> [EXERCISE DETAILS]:
Find each line with "next" and copy it.

> [DATA LISTING]:
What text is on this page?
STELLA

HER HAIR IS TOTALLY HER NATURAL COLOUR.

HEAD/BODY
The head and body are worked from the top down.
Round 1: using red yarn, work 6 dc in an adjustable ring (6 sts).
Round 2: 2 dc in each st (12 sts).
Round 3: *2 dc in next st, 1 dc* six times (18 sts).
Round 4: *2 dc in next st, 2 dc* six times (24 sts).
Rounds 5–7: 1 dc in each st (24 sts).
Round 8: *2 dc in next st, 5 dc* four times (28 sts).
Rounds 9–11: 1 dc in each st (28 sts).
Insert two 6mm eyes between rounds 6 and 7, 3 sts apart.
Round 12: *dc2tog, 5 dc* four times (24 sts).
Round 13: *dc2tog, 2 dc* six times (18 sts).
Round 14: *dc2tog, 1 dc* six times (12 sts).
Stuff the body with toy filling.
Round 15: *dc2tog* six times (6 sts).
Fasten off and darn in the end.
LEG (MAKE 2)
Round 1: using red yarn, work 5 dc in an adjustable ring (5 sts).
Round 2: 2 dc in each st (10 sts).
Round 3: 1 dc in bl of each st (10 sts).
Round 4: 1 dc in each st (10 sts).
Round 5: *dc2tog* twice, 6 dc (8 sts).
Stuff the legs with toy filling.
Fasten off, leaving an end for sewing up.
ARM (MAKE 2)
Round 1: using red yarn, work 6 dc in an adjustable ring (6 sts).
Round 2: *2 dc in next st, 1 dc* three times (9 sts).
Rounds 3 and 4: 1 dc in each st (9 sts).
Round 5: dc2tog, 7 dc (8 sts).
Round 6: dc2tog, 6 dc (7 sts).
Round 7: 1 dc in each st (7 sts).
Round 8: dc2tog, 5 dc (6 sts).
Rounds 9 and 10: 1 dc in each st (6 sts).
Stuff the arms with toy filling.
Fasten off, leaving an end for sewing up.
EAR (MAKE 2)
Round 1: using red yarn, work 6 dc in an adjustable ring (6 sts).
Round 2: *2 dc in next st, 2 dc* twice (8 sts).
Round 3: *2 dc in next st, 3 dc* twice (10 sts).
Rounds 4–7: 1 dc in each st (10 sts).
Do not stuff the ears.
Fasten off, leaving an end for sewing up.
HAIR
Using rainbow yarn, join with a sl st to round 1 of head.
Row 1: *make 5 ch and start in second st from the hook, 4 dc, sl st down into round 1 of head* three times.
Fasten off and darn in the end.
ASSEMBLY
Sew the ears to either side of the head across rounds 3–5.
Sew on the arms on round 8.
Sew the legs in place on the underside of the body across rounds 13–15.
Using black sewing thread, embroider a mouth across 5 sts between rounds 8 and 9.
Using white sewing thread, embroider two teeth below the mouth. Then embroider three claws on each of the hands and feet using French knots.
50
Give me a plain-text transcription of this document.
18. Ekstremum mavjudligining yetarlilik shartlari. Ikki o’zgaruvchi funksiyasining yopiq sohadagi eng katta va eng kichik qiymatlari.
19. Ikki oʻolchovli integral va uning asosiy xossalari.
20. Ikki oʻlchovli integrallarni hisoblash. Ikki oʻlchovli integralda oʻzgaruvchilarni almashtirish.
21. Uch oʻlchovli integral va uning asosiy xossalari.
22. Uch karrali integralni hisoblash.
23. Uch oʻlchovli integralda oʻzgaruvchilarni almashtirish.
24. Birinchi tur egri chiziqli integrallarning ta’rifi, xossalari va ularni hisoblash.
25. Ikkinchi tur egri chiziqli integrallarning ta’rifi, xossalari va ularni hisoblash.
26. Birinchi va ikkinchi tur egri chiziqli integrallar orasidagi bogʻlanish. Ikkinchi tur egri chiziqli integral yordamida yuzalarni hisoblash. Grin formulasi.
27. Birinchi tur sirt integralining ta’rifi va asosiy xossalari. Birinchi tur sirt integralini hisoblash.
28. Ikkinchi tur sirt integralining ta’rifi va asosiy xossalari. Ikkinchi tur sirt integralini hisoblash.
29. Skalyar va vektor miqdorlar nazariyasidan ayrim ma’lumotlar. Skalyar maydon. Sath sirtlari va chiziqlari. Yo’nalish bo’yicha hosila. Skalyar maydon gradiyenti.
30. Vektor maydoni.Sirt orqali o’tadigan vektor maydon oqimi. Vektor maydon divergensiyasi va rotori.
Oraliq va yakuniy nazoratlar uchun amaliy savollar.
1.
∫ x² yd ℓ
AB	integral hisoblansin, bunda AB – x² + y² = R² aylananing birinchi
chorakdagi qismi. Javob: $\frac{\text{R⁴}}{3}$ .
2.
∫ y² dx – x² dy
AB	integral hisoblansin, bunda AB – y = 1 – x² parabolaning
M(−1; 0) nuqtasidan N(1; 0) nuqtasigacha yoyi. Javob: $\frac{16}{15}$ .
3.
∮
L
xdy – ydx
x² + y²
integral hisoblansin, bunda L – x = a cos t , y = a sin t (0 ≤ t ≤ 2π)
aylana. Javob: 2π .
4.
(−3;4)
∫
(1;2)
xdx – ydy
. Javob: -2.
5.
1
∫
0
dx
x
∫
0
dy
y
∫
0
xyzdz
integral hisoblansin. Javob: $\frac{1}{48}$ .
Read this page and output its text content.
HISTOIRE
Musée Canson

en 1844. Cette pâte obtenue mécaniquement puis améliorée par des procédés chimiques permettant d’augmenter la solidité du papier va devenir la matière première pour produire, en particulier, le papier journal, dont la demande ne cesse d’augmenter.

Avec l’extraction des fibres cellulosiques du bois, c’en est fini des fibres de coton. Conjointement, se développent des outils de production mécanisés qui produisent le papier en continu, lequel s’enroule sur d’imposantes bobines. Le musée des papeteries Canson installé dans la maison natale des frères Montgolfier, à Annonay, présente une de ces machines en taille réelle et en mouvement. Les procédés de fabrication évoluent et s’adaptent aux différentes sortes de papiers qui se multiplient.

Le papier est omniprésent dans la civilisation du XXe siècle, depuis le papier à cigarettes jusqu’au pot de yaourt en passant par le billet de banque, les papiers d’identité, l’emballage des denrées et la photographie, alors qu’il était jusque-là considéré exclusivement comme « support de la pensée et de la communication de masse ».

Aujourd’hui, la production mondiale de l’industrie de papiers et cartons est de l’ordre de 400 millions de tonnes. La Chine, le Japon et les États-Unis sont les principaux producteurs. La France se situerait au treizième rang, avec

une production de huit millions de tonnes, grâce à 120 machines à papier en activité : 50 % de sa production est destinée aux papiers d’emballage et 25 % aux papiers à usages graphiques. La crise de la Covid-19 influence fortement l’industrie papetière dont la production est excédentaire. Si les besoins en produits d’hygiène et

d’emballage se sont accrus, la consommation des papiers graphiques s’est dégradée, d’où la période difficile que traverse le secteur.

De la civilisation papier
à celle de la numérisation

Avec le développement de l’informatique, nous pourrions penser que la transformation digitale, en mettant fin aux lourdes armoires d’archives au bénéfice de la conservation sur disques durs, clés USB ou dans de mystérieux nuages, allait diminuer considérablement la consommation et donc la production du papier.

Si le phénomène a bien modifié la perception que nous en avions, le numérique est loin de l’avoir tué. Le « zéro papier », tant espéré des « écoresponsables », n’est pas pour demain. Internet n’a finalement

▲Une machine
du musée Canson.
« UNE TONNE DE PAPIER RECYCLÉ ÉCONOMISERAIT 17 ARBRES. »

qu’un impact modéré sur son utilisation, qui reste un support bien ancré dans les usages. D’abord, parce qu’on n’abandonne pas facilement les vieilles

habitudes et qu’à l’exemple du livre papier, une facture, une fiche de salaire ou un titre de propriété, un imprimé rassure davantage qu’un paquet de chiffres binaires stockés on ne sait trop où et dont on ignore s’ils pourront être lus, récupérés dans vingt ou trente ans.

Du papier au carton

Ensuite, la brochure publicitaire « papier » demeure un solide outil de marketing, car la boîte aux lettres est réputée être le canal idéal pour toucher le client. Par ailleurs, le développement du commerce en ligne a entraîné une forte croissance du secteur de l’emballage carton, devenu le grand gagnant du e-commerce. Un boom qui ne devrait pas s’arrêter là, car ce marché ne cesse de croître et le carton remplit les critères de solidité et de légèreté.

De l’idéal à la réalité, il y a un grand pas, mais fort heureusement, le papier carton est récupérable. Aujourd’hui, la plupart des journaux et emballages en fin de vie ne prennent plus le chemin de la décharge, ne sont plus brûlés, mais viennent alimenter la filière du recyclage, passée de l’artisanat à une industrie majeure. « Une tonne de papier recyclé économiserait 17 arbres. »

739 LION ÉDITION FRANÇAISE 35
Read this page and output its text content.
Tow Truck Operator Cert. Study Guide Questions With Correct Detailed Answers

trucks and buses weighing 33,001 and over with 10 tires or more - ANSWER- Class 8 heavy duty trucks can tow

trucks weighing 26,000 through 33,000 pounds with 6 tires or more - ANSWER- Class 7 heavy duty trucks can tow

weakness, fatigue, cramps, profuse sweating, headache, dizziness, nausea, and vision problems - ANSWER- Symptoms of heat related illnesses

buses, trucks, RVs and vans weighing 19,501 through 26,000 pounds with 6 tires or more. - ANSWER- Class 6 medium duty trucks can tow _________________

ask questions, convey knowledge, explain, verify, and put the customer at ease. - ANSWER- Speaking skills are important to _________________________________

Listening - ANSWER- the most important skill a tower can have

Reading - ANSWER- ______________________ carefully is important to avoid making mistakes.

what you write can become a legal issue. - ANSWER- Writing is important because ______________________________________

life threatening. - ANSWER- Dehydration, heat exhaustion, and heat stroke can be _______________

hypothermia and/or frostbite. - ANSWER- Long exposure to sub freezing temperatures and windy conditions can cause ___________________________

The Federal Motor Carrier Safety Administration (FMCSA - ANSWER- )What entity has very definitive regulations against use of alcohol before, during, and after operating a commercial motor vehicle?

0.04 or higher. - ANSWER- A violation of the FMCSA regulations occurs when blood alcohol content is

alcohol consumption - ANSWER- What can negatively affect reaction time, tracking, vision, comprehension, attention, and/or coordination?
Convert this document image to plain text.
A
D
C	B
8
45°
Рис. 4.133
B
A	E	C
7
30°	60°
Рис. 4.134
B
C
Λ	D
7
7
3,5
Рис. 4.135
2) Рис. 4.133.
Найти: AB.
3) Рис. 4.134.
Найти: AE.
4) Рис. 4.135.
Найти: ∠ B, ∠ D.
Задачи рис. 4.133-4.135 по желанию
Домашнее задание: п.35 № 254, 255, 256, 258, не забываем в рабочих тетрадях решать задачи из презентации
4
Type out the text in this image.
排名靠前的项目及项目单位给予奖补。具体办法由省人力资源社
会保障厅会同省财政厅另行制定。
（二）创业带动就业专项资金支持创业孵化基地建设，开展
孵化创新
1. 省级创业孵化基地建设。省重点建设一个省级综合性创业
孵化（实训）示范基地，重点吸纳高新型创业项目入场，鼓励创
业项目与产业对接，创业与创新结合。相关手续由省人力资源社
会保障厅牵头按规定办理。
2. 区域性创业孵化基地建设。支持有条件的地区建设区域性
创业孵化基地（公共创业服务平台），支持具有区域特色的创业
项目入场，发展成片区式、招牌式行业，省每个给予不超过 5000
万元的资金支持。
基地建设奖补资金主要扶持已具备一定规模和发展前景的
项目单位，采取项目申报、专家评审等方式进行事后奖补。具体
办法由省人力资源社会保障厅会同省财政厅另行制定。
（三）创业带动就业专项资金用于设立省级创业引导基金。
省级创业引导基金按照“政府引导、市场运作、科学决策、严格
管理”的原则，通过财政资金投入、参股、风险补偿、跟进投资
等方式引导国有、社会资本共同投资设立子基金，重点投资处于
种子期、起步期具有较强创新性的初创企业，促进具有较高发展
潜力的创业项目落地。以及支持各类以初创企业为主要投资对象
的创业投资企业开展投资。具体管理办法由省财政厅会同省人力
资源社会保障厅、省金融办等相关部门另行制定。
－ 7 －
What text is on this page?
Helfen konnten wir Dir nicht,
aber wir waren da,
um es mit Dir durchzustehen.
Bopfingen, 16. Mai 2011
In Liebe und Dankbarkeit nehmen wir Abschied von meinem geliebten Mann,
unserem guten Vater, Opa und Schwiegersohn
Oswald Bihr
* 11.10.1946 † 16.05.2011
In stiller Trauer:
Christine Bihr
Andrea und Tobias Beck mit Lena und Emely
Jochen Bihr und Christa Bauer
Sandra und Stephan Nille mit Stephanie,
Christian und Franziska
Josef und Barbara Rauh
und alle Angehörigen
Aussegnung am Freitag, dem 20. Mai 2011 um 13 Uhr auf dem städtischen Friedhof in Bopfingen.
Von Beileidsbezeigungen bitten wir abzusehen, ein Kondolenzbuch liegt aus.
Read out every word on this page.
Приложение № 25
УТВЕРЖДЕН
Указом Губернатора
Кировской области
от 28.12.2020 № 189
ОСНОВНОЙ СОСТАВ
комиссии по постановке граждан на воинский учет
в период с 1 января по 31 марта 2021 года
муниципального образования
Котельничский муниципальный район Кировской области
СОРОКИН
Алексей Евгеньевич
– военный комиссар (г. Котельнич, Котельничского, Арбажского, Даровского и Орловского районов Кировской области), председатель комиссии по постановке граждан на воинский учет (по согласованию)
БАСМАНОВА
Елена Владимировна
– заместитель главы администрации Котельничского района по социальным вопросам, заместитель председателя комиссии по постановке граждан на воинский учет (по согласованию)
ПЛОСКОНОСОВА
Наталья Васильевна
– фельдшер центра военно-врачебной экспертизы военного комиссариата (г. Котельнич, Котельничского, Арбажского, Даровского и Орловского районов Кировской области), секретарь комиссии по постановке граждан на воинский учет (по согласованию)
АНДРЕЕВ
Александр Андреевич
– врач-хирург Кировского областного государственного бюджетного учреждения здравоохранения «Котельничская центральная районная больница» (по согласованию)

> [FINAL ANSWER]:
Round 3: *2 dc in next st, 1 dc* six times (18 sts).
Round 4: *2 dc in next st, 2 dc* six times (24 sts).
Round 8: *2 dc in next st, 5 dc* four times (28 sts).
Round 2: *2 dc in next st, 1 dc* three times (9 sts).
Round 2: *2 dc in next st, 2 dc* twice (8 sts).
Round 3: *2 dc in next st, 3 dc* twice (10 sts).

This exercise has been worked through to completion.